#### Directions:
Render the records, from their first line through the line containing "Text: vyz: vyz (209, 1051, 233, 1064)", as a numbered list and omit any blank lines.

* START *

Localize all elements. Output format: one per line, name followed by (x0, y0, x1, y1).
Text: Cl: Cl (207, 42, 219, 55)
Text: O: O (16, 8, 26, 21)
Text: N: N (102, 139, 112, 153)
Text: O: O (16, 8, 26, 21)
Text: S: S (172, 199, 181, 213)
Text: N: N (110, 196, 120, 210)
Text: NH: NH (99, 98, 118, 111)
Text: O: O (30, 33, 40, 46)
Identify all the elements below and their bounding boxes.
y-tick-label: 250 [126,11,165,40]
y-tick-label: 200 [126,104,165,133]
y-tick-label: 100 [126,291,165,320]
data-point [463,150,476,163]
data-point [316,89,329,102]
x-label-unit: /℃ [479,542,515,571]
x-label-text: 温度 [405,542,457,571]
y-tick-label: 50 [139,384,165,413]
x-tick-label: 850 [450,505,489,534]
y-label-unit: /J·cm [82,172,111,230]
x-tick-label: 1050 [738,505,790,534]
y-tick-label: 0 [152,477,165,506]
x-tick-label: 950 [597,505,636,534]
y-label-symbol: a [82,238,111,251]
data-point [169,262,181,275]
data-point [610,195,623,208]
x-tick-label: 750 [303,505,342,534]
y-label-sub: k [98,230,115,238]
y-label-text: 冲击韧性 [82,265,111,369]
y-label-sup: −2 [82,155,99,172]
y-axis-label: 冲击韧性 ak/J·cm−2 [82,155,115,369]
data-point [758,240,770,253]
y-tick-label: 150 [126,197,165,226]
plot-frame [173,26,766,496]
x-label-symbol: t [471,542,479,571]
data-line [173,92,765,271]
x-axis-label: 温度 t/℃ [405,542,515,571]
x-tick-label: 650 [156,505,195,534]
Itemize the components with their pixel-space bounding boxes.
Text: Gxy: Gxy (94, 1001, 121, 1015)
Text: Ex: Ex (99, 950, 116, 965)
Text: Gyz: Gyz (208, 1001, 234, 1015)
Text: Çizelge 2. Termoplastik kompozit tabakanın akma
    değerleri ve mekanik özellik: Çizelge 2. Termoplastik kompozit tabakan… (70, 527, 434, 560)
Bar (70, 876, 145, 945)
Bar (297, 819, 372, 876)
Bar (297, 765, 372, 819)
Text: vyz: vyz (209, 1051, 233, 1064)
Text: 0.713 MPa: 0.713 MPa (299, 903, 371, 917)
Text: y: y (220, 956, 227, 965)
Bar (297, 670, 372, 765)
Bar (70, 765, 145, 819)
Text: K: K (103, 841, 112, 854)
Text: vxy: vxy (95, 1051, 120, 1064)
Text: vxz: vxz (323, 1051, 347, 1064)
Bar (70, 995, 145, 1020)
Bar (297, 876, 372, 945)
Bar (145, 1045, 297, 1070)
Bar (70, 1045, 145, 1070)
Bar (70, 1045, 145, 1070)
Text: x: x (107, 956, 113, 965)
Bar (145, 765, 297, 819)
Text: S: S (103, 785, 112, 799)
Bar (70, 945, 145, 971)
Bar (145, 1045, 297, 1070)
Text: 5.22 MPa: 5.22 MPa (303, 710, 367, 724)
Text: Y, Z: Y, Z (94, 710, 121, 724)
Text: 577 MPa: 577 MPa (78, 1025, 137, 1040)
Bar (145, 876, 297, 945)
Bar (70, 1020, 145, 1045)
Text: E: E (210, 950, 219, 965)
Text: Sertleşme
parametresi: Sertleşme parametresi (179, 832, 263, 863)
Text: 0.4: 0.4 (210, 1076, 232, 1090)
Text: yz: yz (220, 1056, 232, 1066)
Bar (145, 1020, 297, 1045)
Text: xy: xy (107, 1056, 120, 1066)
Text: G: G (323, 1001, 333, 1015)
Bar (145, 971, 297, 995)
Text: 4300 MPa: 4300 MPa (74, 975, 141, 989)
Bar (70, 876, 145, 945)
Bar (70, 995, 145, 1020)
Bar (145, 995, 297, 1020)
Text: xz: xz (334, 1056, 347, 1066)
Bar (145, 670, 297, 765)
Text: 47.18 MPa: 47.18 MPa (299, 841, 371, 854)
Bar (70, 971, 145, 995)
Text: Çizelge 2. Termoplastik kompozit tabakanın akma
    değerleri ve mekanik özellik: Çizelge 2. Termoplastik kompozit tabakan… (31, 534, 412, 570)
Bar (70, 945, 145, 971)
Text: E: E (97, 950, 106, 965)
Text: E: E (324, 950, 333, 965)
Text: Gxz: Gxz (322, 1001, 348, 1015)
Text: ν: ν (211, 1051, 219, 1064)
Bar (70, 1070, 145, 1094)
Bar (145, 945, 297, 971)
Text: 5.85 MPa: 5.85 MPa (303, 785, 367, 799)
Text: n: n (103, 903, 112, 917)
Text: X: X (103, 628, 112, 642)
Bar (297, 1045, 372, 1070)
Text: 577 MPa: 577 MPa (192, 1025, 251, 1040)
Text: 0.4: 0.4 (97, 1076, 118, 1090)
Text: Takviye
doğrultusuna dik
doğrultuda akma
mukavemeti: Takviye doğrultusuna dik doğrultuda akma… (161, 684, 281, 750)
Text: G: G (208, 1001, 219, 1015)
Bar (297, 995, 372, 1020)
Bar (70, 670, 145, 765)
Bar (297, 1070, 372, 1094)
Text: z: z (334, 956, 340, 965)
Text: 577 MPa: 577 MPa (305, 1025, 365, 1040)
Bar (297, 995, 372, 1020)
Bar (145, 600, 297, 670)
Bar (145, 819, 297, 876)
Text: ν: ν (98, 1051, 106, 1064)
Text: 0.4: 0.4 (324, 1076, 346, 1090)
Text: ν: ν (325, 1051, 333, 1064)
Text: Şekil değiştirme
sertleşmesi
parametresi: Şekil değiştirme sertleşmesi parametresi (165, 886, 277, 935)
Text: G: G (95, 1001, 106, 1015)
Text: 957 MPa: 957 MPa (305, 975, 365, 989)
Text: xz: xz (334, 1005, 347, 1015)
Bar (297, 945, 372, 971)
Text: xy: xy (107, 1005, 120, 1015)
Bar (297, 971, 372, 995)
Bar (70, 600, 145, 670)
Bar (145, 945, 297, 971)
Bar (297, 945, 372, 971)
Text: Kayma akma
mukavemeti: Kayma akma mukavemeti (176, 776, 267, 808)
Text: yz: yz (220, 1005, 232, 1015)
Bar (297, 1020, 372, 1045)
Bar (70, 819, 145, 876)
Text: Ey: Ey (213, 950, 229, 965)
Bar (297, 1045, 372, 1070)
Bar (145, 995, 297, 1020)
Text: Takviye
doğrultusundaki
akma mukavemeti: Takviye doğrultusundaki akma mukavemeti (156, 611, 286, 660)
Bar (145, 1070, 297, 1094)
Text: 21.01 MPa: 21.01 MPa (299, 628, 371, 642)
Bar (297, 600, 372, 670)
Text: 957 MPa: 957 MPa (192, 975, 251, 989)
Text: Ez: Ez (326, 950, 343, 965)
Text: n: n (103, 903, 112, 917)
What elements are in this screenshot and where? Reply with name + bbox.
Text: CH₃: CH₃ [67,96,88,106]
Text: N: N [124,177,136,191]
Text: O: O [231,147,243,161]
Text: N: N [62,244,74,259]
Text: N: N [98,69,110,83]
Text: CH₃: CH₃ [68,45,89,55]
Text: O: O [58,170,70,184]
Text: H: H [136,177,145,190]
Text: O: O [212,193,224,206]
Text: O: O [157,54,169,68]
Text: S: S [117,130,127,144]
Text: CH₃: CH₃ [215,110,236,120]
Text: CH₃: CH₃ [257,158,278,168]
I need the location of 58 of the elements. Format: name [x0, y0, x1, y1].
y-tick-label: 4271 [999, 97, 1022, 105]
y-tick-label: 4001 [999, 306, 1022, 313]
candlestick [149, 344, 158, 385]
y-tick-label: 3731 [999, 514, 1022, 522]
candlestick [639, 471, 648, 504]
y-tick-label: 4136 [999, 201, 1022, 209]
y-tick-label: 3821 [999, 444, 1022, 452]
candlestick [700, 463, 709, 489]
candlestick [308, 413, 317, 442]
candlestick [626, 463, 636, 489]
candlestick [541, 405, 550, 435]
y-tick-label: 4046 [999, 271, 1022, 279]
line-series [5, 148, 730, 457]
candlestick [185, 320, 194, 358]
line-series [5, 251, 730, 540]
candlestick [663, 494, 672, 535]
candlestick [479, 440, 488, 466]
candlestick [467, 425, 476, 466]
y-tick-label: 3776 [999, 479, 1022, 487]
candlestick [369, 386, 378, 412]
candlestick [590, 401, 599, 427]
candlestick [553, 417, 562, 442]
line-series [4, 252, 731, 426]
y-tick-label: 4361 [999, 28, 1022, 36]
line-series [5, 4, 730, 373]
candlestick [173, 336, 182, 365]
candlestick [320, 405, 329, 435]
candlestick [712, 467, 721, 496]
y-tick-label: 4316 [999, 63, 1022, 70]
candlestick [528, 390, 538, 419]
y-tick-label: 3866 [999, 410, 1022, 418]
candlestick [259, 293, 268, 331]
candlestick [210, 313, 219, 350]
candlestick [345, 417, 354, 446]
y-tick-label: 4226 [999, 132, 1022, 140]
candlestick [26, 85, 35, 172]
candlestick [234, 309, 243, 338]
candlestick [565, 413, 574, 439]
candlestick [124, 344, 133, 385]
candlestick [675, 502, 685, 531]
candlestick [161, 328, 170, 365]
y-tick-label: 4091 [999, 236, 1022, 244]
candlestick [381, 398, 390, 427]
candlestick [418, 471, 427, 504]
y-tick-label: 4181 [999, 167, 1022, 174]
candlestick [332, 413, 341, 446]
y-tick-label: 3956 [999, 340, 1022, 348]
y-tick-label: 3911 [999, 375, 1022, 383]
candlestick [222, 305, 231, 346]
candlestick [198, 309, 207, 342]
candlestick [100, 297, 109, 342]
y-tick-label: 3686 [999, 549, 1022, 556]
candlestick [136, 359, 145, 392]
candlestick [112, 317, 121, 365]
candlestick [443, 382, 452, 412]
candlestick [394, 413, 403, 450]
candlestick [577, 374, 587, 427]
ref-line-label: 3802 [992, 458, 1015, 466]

* END *

#### Solution:
1. Localize all elements. Output format: one per line, name followed by (x0, y0, x1, y1).
2. Text: Cl: Cl (207, 42, 219, 55)
3. Text: O: O (16, 8, 26, 21)
4. Text: N: N (102, 139, 112, 153)
5. Text: O: O (16, 8, 26, 21)
6. Text: S: S (172, 199, 181, 213)
7. Text: N: N (110, 196, 120, 210)
8. Text: NH: NH (99, 98, 118, 111)
9. Text: O: O (30, 33, 40, 46)
10. Identify all the elements below and their bounding boxes.
11. y-tick-label: 250 [126,11,165,40]
12. y-tick-label: 200 [126,104,165,133]
13. y-tick-label: 100 [126,291,165,320]
14. data-point [463,150,476,163]
15. data-point [316,89,329,102]
16. x-label-unit: /℃ [479,542,515,571]
17. x-label-text: 温度 [405,542,457,571]
18. y-tick-label: 50 [139,384,165,413]
19. x-tick-label: 850 [450,505,489,534]
20. y-label-unit: /J·cm [82,172,111,230]
21. x-tick-label: 1050 [738,505,790,534]
22. y-tick-label: 0 [152,477,165,506]
23. x-tick-label: 950 [597,505,636,534]
24. y-label-symbol: a [82,238,111,251]
25. data-point [169,262,181,275]
26. data-point [610,195,623,208]
27. x-tick-label: 750 [303,505,342,534]
28. y-label-sub: k [98,230,115,238]
29. y-label-text: 冲击韧性 [82,265,111,369]
30. y-label-sup: −2 [82,155,99,172]
31. y-axis-label: 冲击韧性 ak/J·cm−2 [82,155,115,369]
32. data-point [758,240,770,253]
33. y-tick-label: 150 [126,197,165,226]
34. plot-frame [173,26,766,496]
35. x-label-symbol: t [471,542,479,571]
36. data-line [173,92,765,271]
37. x-axis-label: 温度 t/℃ [405,542,515,571]
38. x-tick-label: 650 [156,505,195,534]
39. Itemize the components with their pixel-space bounding boxes.
40. Text: Gxy: Gxy (94, 1001, 121, 1015)
41. Text: Ex: Ex (99, 950, 116, 965)
42. Text: Gyz: Gyz (208, 1001, 234, 1015)
43. Text: Çizelge 2. Termoplastik kompozit tabakanın akma
44.     değerleri ve mekanik özellik: Çizelge 2. Termoplastik kompozit tabakan… (70, 527, 434, 560)
45. Bar (70, 876, 145, 945)
46. Bar (297, 819, 372, 876)
47. Bar (297, 765, 372, 819)
48. Text: vyz: vyz (209, 1051, 233, 1064)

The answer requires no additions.